◆ Stored data entries:
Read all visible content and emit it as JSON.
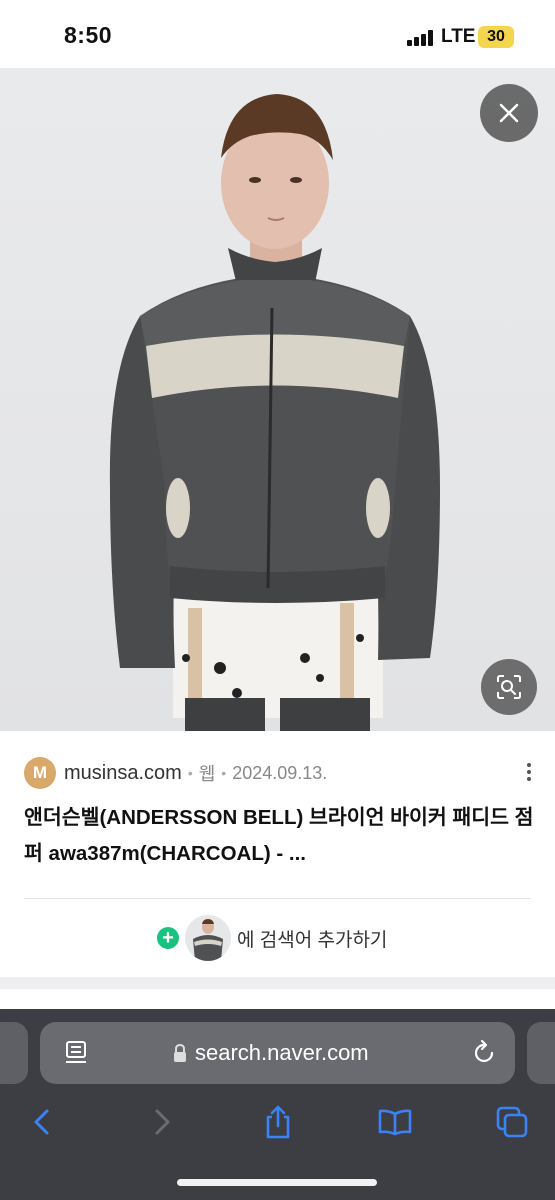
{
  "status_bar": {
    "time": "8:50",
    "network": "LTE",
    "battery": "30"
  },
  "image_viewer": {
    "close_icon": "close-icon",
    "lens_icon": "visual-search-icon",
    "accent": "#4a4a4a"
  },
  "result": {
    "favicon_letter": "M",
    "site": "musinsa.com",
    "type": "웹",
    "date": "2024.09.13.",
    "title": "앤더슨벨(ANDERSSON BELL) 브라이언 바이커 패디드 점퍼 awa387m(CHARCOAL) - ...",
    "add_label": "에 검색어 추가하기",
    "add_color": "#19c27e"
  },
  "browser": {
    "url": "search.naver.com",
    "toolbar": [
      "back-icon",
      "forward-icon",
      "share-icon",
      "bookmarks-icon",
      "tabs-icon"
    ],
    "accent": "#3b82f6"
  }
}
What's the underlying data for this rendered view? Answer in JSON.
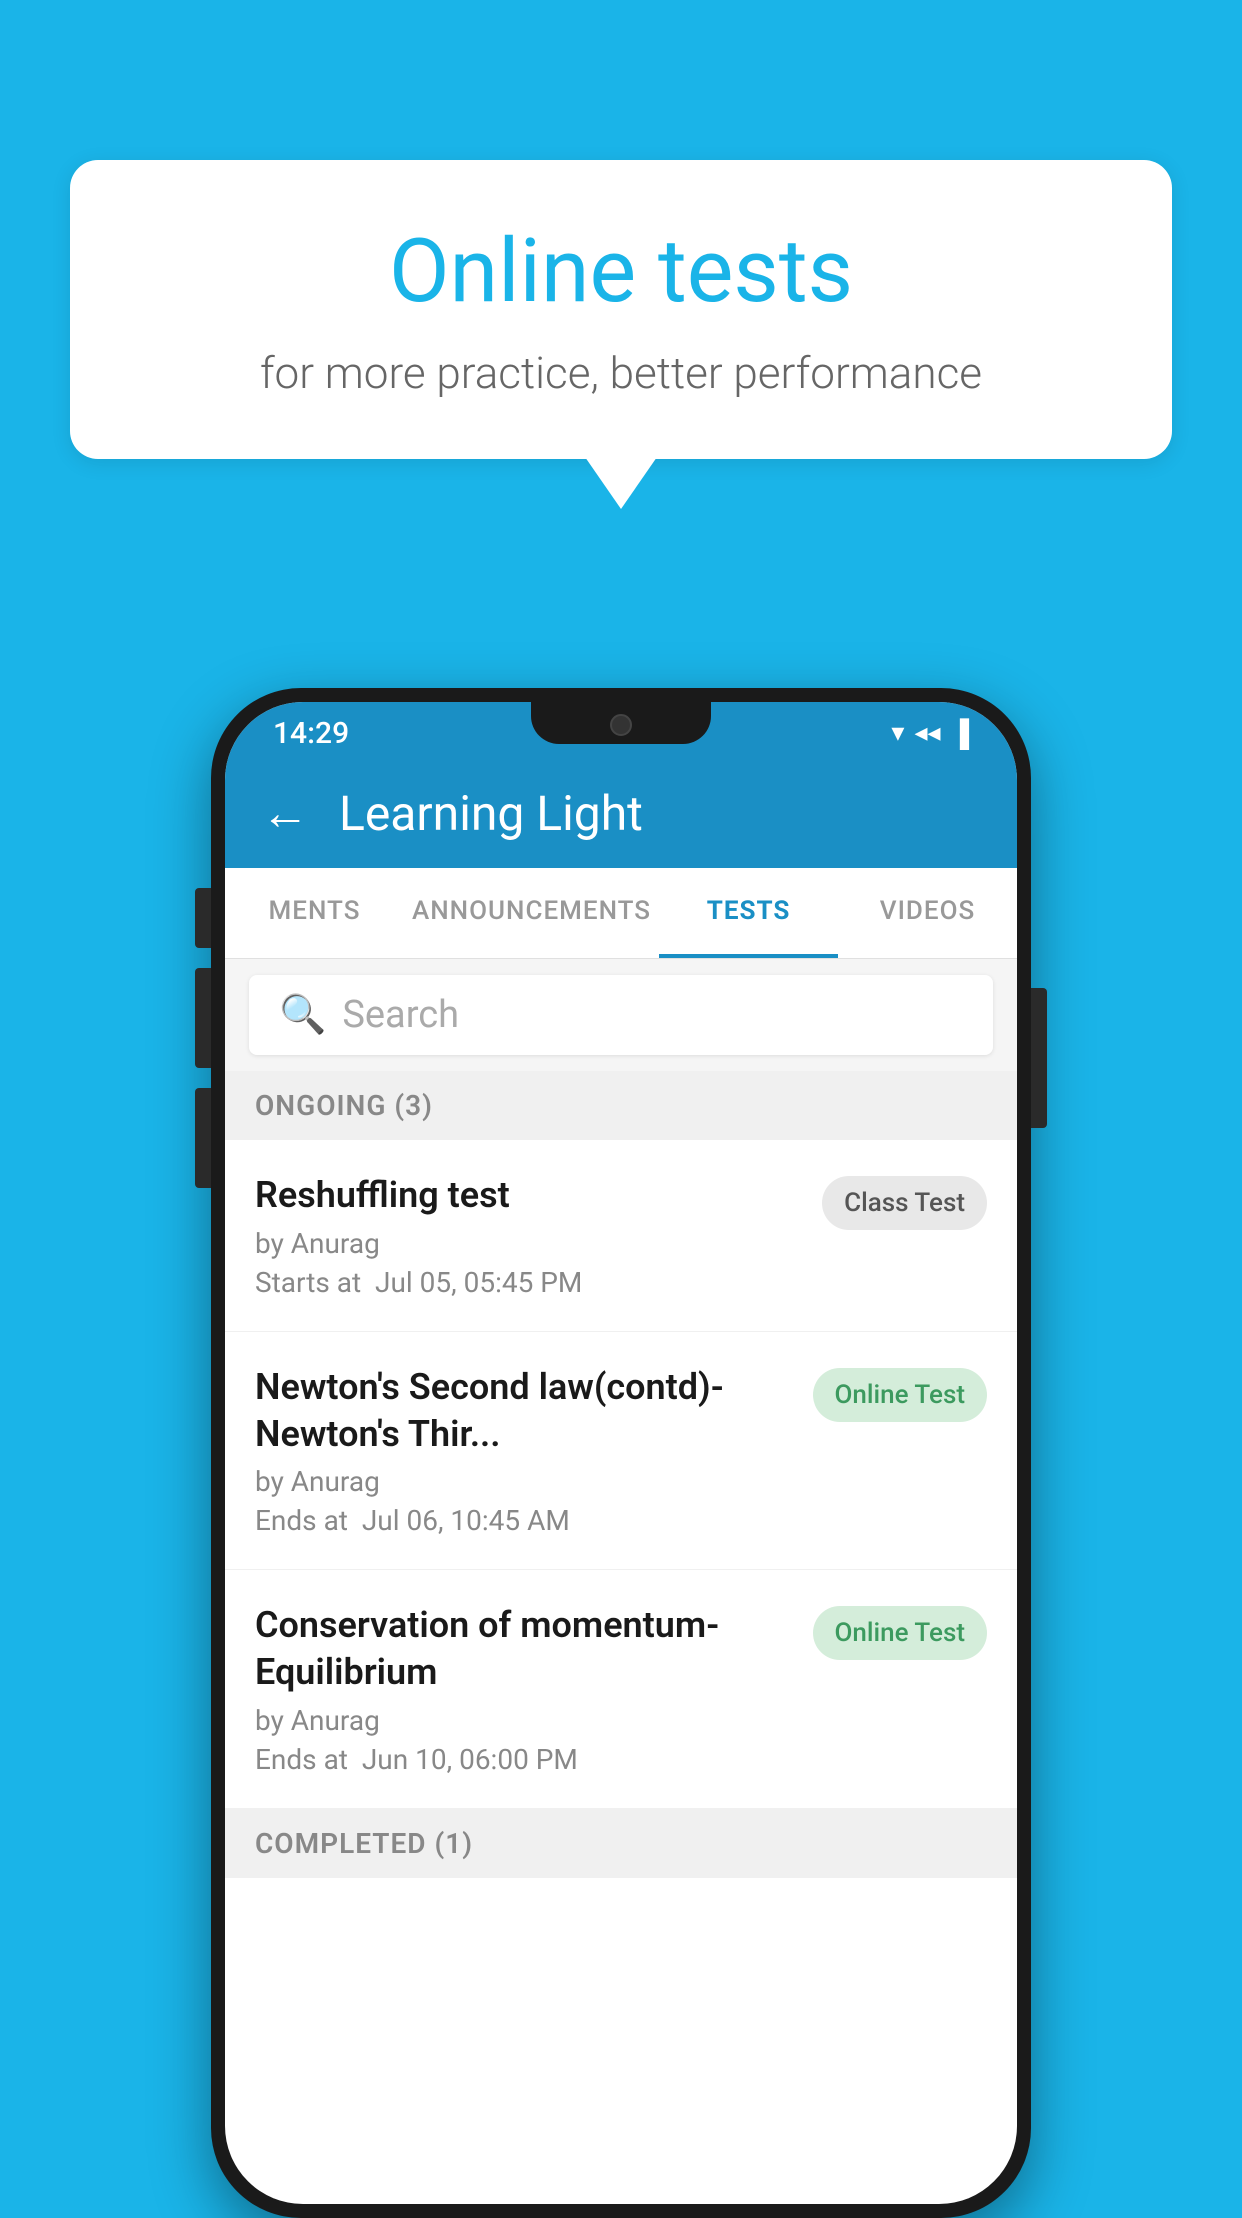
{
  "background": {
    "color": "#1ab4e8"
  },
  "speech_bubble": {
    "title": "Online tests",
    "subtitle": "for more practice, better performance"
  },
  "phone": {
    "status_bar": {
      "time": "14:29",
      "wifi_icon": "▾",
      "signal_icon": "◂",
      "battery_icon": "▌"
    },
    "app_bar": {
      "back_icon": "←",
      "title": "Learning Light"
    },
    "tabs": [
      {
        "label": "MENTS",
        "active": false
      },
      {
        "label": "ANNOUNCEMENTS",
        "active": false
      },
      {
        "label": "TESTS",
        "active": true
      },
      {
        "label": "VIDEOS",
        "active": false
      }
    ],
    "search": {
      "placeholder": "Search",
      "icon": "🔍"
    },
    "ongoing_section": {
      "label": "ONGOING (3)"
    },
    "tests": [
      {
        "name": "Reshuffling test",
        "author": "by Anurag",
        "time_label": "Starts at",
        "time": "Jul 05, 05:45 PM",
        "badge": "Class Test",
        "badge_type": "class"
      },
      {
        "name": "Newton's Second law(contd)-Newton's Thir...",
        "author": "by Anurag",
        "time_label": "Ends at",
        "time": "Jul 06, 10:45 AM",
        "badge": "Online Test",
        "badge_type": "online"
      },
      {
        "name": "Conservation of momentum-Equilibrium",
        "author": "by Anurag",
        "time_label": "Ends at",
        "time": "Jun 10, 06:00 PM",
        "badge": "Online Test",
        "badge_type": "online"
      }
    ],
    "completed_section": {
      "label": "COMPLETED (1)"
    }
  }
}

◆ GOAL:
Copy all of the entries verbatim, leaving out any pictures they contain.

◆ EXPECTED ANSWER:
Read all visible content and emit it as JSON.
{
  "status_bar": {
    "time": "8:50",
    "network": "LTE",
    "battery": "30"
  },
  "image_viewer": {
    "close_icon": "close-icon",
    "lens_icon": "visual-search-icon",
    "accent": "#4a4a4a"
  },
  "result": {
    "favicon_letter": "M",
    "site": "musinsa.com",
    "type": "웹",
    "date": "2024.09.13.",
    "title": "앤더슨벨(ANDERSSON BELL) 브라이언 바이커 패디드 점퍼 awa387m(CHARCOAL) - ...",
    "add_label": "에 검색어 추가하기",
    "add_color": "#19c27e"
  },
  "browser": {
    "url": "search.naver.com",
    "toolbar": [
      "back-icon",
      "forward-icon",
      "share-icon",
      "bookmarks-icon",
      "tabs-icon"
    ],
    "accent": "#3b82f6"
  }
}
What's the underlying data for this rendered view? Answer in JSON.
{
  "background": {
    "color": "#1ab4e8"
  },
  "speech_bubble": {
    "title": "Online tests",
    "subtitle": "for more practice, better performance"
  },
  "phone": {
    "status_bar": {
      "time": "14:29",
      "wifi_icon": "▾",
      "signal_icon": "◂",
      "battery_icon": "▌"
    },
    "app_bar": {
      "back_icon": "←",
      "title": "Learning Light"
    },
    "tabs": [
      {
        "label": "MENTS",
        "active": false
      },
      {
        "label": "ANNOUNCEMENTS",
        "active": false
      },
      {
        "label": "TESTS",
        "active": true
      },
      {
        "label": "VIDEOS",
        "active": false
      }
    ],
    "search": {
      "placeholder": "Search",
      "icon": "🔍"
    },
    "ongoing_section": {
      "label": "ONGOING (3)"
    },
    "tests": [
      {
        "name": "Reshuffling test",
        "author": "by Anurag",
        "time_label": "Starts at",
        "time": "Jul 05, 05:45 PM",
        "badge": "Class Test",
        "badge_type": "class"
      },
      {
        "name": "Newton's Second law(contd)-Newton's Thir...",
        "author": "by Anurag",
        "time_label": "Ends at",
        "time": "Jul 06, 10:45 AM",
        "badge": "Online Test",
        "badge_type": "online"
      },
      {
        "name": "Conservation of momentum-Equilibrium",
        "author": "by Anurag",
        "time_label": "Ends at",
        "time": "Jun 10, 06:00 PM",
        "badge": "Online Test",
        "badge_type": "online"
      }
    ],
    "completed_section": {
      "label": "COMPLETED (1)"
    }
  }
}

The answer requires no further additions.